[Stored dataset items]
START

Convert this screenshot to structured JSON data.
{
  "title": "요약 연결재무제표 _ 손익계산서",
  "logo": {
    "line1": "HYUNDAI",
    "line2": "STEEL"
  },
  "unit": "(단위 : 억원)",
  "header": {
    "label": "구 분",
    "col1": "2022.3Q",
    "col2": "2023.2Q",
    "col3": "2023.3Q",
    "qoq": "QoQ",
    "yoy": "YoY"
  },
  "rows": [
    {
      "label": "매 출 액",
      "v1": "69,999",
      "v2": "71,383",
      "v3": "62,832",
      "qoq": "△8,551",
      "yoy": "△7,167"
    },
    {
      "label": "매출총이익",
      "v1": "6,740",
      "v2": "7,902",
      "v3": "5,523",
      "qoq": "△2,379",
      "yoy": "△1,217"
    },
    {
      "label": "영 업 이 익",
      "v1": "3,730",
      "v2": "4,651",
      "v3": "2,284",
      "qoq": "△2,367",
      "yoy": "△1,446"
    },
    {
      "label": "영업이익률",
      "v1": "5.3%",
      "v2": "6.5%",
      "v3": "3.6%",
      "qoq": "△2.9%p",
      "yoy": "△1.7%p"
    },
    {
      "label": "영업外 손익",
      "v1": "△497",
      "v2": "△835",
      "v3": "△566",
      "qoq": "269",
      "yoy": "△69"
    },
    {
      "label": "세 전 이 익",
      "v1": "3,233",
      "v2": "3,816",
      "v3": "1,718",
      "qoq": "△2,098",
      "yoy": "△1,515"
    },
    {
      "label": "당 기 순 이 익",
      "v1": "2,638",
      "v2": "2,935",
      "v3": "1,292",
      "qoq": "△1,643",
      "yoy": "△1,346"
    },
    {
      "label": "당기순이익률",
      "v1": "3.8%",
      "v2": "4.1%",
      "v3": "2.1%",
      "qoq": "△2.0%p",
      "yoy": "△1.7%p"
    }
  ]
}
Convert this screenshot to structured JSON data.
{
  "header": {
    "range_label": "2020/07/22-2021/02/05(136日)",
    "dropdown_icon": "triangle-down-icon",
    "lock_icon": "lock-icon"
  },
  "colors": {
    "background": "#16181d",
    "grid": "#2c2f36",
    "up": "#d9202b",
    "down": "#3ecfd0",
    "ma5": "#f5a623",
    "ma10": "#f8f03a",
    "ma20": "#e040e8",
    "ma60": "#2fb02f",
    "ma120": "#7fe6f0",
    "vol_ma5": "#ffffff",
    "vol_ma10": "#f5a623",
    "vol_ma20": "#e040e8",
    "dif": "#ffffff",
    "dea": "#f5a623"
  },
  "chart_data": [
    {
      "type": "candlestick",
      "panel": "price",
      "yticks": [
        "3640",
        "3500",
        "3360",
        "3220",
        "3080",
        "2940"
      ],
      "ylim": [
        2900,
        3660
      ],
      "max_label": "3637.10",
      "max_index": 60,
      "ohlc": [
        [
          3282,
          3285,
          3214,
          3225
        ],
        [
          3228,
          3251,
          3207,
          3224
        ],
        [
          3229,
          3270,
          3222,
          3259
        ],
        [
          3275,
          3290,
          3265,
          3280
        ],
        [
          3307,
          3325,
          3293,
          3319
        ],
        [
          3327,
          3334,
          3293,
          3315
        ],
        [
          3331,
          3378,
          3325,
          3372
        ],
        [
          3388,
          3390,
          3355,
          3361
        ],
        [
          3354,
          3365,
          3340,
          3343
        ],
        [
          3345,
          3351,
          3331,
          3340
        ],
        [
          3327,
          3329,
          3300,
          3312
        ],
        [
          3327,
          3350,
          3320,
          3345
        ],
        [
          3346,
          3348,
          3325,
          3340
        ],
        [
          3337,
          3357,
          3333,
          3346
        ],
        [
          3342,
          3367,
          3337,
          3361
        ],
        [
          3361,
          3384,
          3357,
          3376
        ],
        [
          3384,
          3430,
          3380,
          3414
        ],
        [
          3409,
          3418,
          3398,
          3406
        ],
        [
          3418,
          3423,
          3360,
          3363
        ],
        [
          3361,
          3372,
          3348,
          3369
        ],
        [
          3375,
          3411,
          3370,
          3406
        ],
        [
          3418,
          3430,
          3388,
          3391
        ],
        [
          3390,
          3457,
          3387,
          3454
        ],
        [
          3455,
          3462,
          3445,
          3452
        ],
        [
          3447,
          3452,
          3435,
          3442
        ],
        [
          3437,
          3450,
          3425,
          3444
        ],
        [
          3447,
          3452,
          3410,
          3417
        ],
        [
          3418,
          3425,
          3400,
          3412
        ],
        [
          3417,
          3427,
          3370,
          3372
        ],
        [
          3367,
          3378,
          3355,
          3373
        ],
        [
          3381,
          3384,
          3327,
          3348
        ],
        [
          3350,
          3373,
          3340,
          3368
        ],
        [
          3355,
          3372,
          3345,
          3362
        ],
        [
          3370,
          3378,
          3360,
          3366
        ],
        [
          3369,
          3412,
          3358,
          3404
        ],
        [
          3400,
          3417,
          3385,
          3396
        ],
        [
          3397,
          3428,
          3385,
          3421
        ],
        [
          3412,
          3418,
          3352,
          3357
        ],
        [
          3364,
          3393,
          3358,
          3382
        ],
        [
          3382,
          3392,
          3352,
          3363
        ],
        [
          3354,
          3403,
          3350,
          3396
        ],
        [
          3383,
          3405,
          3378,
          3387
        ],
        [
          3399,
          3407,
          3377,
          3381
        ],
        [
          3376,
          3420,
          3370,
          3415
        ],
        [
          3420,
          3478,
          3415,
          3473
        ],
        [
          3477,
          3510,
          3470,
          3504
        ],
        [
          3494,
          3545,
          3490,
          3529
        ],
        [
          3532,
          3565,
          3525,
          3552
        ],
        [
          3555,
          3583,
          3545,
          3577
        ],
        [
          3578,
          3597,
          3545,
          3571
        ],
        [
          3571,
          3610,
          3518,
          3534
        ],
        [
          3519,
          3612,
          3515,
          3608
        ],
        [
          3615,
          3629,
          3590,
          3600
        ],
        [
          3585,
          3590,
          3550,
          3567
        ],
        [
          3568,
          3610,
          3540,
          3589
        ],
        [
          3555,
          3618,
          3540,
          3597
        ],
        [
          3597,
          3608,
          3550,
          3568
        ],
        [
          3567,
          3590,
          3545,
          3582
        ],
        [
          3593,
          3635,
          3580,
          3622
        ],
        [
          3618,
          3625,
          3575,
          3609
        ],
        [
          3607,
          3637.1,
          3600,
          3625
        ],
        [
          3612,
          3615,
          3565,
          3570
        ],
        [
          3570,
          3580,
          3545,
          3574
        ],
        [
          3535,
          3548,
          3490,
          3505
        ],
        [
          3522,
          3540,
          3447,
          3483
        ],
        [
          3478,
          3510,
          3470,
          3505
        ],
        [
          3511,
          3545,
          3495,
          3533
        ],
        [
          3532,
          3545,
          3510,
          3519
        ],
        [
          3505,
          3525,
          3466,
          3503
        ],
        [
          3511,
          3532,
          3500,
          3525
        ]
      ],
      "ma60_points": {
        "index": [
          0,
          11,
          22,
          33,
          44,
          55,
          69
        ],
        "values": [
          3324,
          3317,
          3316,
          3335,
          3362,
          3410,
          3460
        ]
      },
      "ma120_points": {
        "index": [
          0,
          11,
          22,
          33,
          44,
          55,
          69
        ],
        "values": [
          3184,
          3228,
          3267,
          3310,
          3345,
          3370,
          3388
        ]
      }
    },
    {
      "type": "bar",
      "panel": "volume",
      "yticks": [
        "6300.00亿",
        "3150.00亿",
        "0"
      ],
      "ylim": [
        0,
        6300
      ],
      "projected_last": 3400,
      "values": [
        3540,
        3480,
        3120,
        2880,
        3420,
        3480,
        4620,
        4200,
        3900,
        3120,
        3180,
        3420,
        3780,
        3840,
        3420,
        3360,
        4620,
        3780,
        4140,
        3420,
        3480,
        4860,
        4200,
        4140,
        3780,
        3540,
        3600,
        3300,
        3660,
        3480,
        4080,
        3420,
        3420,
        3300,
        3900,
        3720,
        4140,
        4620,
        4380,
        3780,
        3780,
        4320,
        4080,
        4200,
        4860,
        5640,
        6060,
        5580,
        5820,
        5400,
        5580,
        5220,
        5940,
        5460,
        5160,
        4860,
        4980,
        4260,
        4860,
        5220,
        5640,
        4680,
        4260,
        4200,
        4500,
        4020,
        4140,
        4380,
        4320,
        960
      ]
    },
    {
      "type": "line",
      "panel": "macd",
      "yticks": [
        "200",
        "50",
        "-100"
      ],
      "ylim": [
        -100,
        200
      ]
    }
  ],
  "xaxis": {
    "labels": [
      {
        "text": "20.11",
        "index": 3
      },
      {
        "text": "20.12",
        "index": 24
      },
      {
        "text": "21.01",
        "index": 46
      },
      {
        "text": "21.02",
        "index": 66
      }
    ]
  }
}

END

— AIM OF THE EXERCISE —
Go through the data above and find the lines with the word "text". Copy each of those lines.

— ANSWER TO THE PROBLEM —
        "text": "20.11",
        "text": "20.12",
        "text": "21.01",
        "text": "21.02",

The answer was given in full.